## [WHAT IS NEEDED]
Copy every line of the records below without changing anything, and leave out the pictures.

§ §

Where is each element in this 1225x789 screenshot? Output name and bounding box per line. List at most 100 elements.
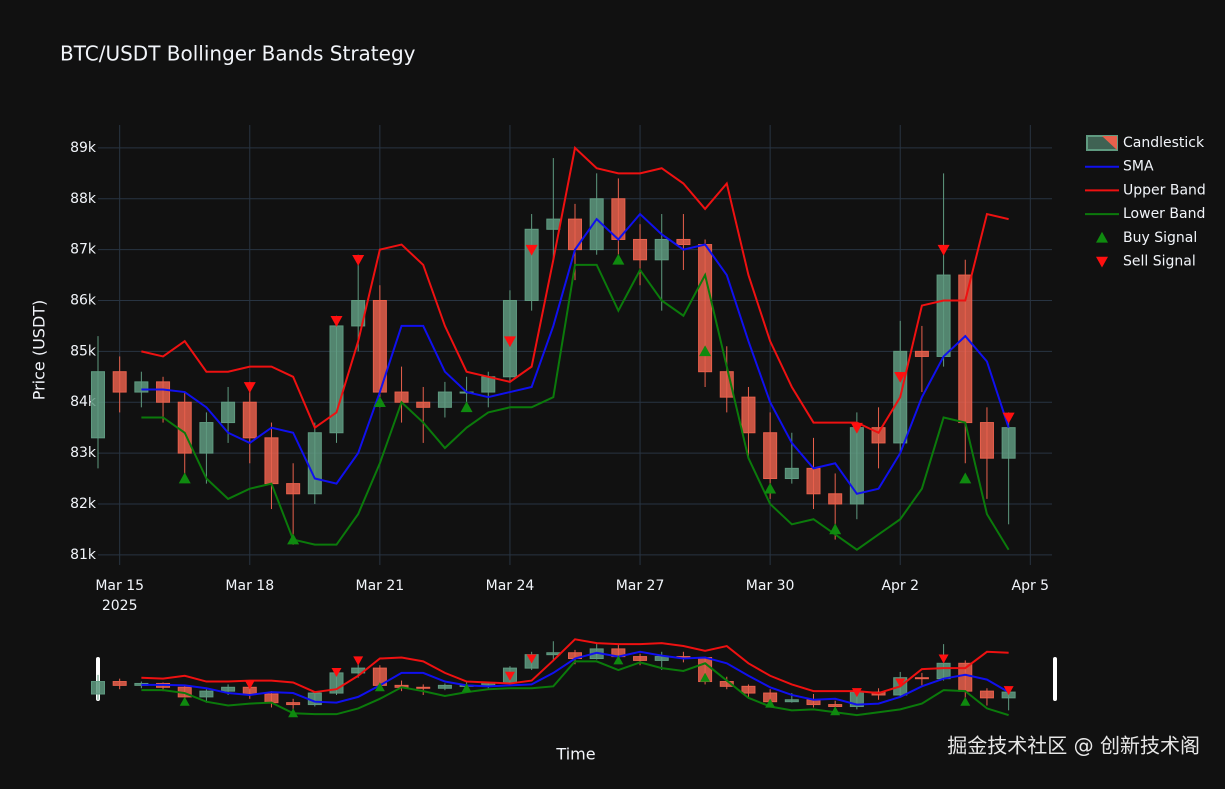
watermark: 掘金技术社区 @ 创新技术阁 xyxy=(947,734,1200,758)
y-tick-label: 84k xyxy=(70,394,97,410)
candle-body xyxy=(524,228,539,301)
signal-marker xyxy=(700,672,711,682)
candle-body xyxy=(763,432,778,480)
signal-marker xyxy=(243,382,256,393)
legend-label: Candlestick xyxy=(1123,135,1205,151)
signal-marker xyxy=(526,654,537,664)
candle-body xyxy=(936,662,951,680)
candle-body xyxy=(654,238,669,261)
legend-label: Lower Band xyxy=(1123,206,1205,222)
signal-marker xyxy=(525,244,538,256)
line-series xyxy=(141,263,1010,551)
candle-body xyxy=(221,401,236,424)
y-tick-label: 81k xyxy=(70,547,97,563)
candle-body xyxy=(416,401,431,408)
y-tick-label: 82k xyxy=(70,496,97,512)
candle-body xyxy=(134,381,149,393)
signal-marker xyxy=(851,688,862,698)
candle-body xyxy=(199,690,214,698)
candle-body xyxy=(307,432,322,495)
signal-marker xyxy=(937,244,950,256)
candle-body xyxy=(806,467,821,495)
x-tick-label: Mar 21 xyxy=(356,578,405,594)
range-slider[interactable] xyxy=(90,638,1057,718)
signal-marker xyxy=(960,696,971,706)
signal-marker xyxy=(850,422,863,434)
candle-body xyxy=(828,493,843,505)
candle-body xyxy=(156,381,171,403)
signal-marker xyxy=(287,533,300,545)
candle-body xyxy=(633,656,648,661)
signal-marker xyxy=(353,656,364,666)
y-tick-label: 88k xyxy=(70,191,97,207)
candle-body xyxy=(676,238,691,246)
candle-body xyxy=(633,238,648,261)
candle-body xyxy=(828,704,843,707)
x-tick-label: Apr 2 xyxy=(881,578,919,594)
candle-body xyxy=(437,391,452,408)
line-series xyxy=(141,638,1009,695)
candle-body xyxy=(199,422,214,454)
candle-body xyxy=(1001,427,1016,459)
signal-marker xyxy=(1002,412,1015,424)
candle-body xyxy=(546,652,561,656)
plot-area: 81k 82k 83k 84k 85k 86k 87k 88k 89k Mar 15 2025 Mar… xyxy=(70,125,1052,614)
legend-symbol xyxy=(1102,136,1117,150)
y-tick-label: 85k xyxy=(70,343,97,359)
signal-marker xyxy=(352,254,365,266)
signal-marker xyxy=(959,472,972,484)
y-tick-label: 87k xyxy=(70,242,97,258)
signal-marker xyxy=(1003,686,1014,696)
signal-marker xyxy=(829,523,842,535)
signal-marker xyxy=(830,706,841,716)
candle-body xyxy=(914,350,929,357)
candle-body xyxy=(481,376,496,393)
candle-body xyxy=(979,690,994,699)
legend-label: Sell Signal xyxy=(1123,254,1196,270)
legend-label: Upper Band xyxy=(1123,182,1206,198)
x-tick-label: Apr 5 xyxy=(1012,578,1050,594)
x-tick-label: Mar 24 xyxy=(486,578,535,594)
candle-body xyxy=(979,422,994,459)
candle-body xyxy=(242,401,257,439)
candle-body xyxy=(177,401,192,454)
candle-body xyxy=(264,693,279,704)
signal-marker xyxy=(765,698,776,708)
candle-body xyxy=(90,371,106,439)
candle-body xyxy=(90,681,106,695)
legend-symbol xyxy=(1096,256,1108,268)
candle-body xyxy=(416,686,431,689)
signal-marker xyxy=(373,396,386,408)
candle-body xyxy=(221,686,236,692)
signal-marker xyxy=(178,472,191,484)
slider-handle[interactable] xyxy=(1053,657,1057,701)
x-axis-title: Time xyxy=(555,745,595,764)
signal-marker xyxy=(894,371,907,383)
signal-marker xyxy=(331,667,342,677)
signal-marker xyxy=(461,683,472,693)
y-tick-label: 83k xyxy=(70,445,97,461)
candle-body xyxy=(784,699,799,703)
candle-body xyxy=(437,684,452,689)
y-tick-label: 86k xyxy=(70,292,97,308)
signal-marker xyxy=(699,345,712,357)
candle-body xyxy=(264,437,279,485)
candle-body xyxy=(936,274,951,357)
line-series xyxy=(141,650,1010,706)
candle-body xyxy=(567,218,583,251)
signal-marker xyxy=(764,482,777,494)
signal-marker xyxy=(460,401,473,413)
candle-body xyxy=(914,677,929,680)
x-tick-label: Mar 15 xyxy=(95,578,144,594)
candle-body xyxy=(112,681,127,686)
candle-body xyxy=(286,483,301,495)
legend-label: Buy Signal xyxy=(1123,230,1197,246)
legend: Candlestick SMA Upper Band Lower Band Buy Si… xyxy=(1085,135,1206,270)
signal-marker xyxy=(612,253,625,265)
x-tick-label: Mar 30 xyxy=(746,578,795,594)
legend-label: SMA xyxy=(1123,159,1154,175)
x-tick-year: 2025 xyxy=(102,598,138,614)
candle-body xyxy=(394,391,409,403)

§ §

## [RESULT FOR THIS EXERCISE]
Where is each element in this 1225x789 screenshot? Output name and bounding box per line. List at most 100 elements.
watermark: 掘金技术社区 @ 创新技术阁 xyxy=(947,734,1200,758)
y-tick-label: 84k xyxy=(70,394,97,410)
candle-body xyxy=(524,228,539,301)
signal-marker xyxy=(700,672,711,682)
candle-body xyxy=(763,432,778,480)
signal-marker xyxy=(243,382,256,393)
legend-label: Candlestick xyxy=(1123,135,1205,151)
signal-marker xyxy=(526,654,537,664)
candle-body xyxy=(936,662,951,680)
candle-body xyxy=(654,238,669,261)
legend-label: Lower Band xyxy=(1123,206,1205,222)
signal-marker xyxy=(525,244,538,256)
line-series xyxy=(141,263,1010,551)
candle-body xyxy=(221,401,236,424)
y-tick-label: 81k xyxy=(70,547,97,563)
candle-body xyxy=(416,401,431,408)
y-tick-label: 82k xyxy=(70,496,97,512)
candle-body xyxy=(134,381,149,393)
signal-marker xyxy=(851,688,862,698)
candle-body xyxy=(199,690,214,698)
candle-body xyxy=(307,432,322,495)
signal-marker xyxy=(937,244,950,256)
candle-body xyxy=(806,467,821,495)
x-tick-label: Mar 21 xyxy=(356,578,405,594)
range-slider[interactable] xyxy=(90,638,1057,718)
signal-marker xyxy=(960,696,971,706)
signal-marker xyxy=(850,422,863,434)
candle-body xyxy=(828,493,843,505)
candle-body xyxy=(156,381,171,403)
signal-marker xyxy=(287,533,300,545)
candle-body xyxy=(633,656,648,661)
signal-marker xyxy=(353,656,364,666)
y-tick-label: 88k xyxy=(70,191,97,207)
candle-body xyxy=(676,238,691,246)
candle-body xyxy=(633,238,648,261)
candle-body xyxy=(828,704,843,707)
x-tick-label: Apr 2 xyxy=(881,578,919,594)
candle-body xyxy=(437,391,452,408)
line-series xyxy=(141,638,1009,695)
candle-body xyxy=(199,422,214,454)
candle-body xyxy=(1001,427,1016,459)
signal-marker xyxy=(1002,412,1015,424)
candle-body xyxy=(546,652,561,656)
plot-area: 81k 82k 83k 84k 85k 86k 87k 88k 89k Mar 15 2025 Mar… xyxy=(70,125,1052,614)
legend-symbol xyxy=(1102,136,1117,150)
y-tick-label: 85k xyxy=(70,343,97,359)
signal-marker xyxy=(352,254,365,266)
signal-marker xyxy=(959,472,972,484)
y-tick-label: 87k xyxy=(70,242,97,258)
signal-marker xyxy=(1003,686,1014,696)
signal-marker xyxy=(829,523,842,535)
signal-marker xyxy=(830,706,841,716)
candle-body xyxy=(914,350,929,357)
candle-body xyxy=(481,376,496,393)
candle-body xyxy=(979,690,994,699)
legend-label: Sell Signal xyxy=(1123,254,1196,270)
legend-label: Upper Band xyxy=(1123,182,1206,198)
x-tick-label: Apr 5 xyxy=(1012,578,1050,594)
x-tick-label: Mar 24 xyxy=(486,578,535,594)
candle-body xyxy=(979,422,994,459)
candle-body xyxy=(242,401,257,439)
candle-body xyxy=(177,401,192,454)
candle-body xyxy=(264,693,279,704)
signal-marker xyxy=(765,698,776,708)
candle-body xyxy=(90,371,106,439)
candle-body xyxy=(90,681,106,695)
legend-symbol xyxy=(1096,256,1108,268)
candle-body xyxy=(416,686,431,689)
signal-marker xyxy=(373,396,386,408)
candle-body xyxy=(221,686,236,692)
signal-marker xyxy=(178,472,191,484)
slider-handle[interactable] xyxy=(1053,657,1057,701)
x-axis-title: Time xyxy=(555,745,595,764)
signal-marker xyxy=(894,371,907,383)
signal-marker xyxy=(331,667,342,677)
signal-marker xyxy=(461,683,472,693)
y-tick-label: 83k xyxy=(70,445,97,461)
candle-body xyxy=(784,699,799,703)
candle-body xyxy=(437,684,452,689)
y-tick-label: 86k xyxy=(70,292,97,308)
signal-marker xyxy=(699,345,712,357)
candle-body xyxy=(264,437,279,485)
candle-body xyxy=(936,274,951,357)
line-series xyxy=(141,650,1010,706)
candle-body xyxy=(567,218,583,251)
signal-marker xyxy=(764,482,777,494)
signal-marker xyxy=(460,401,473,413)
candle-body xyxy=(914,677,929,680)
x-tick-label: Mar 15 xyxy=(95,578,144,594)
candle-body xyxy=(112,681,127,686)
candle-body xyxy=(286,483,301,495)
legend-label: Buy Signal xyxy=(1123,230,1197,246)
legend: Candlestick SMA Upper Band Lower Band Buy Si… xyxy=(1085,135,1206,270)
signal-marker xyxy=(612,253,625,265)
x-tick-label: Mar 30 xyxy=(746,578,795,594)
legend-label: SMA xyxy=(1123,159,1154,175)
x-tick-year: 2025 xyxy=(102,598,138,614)
candle-body xyxy=(394,391,409,403)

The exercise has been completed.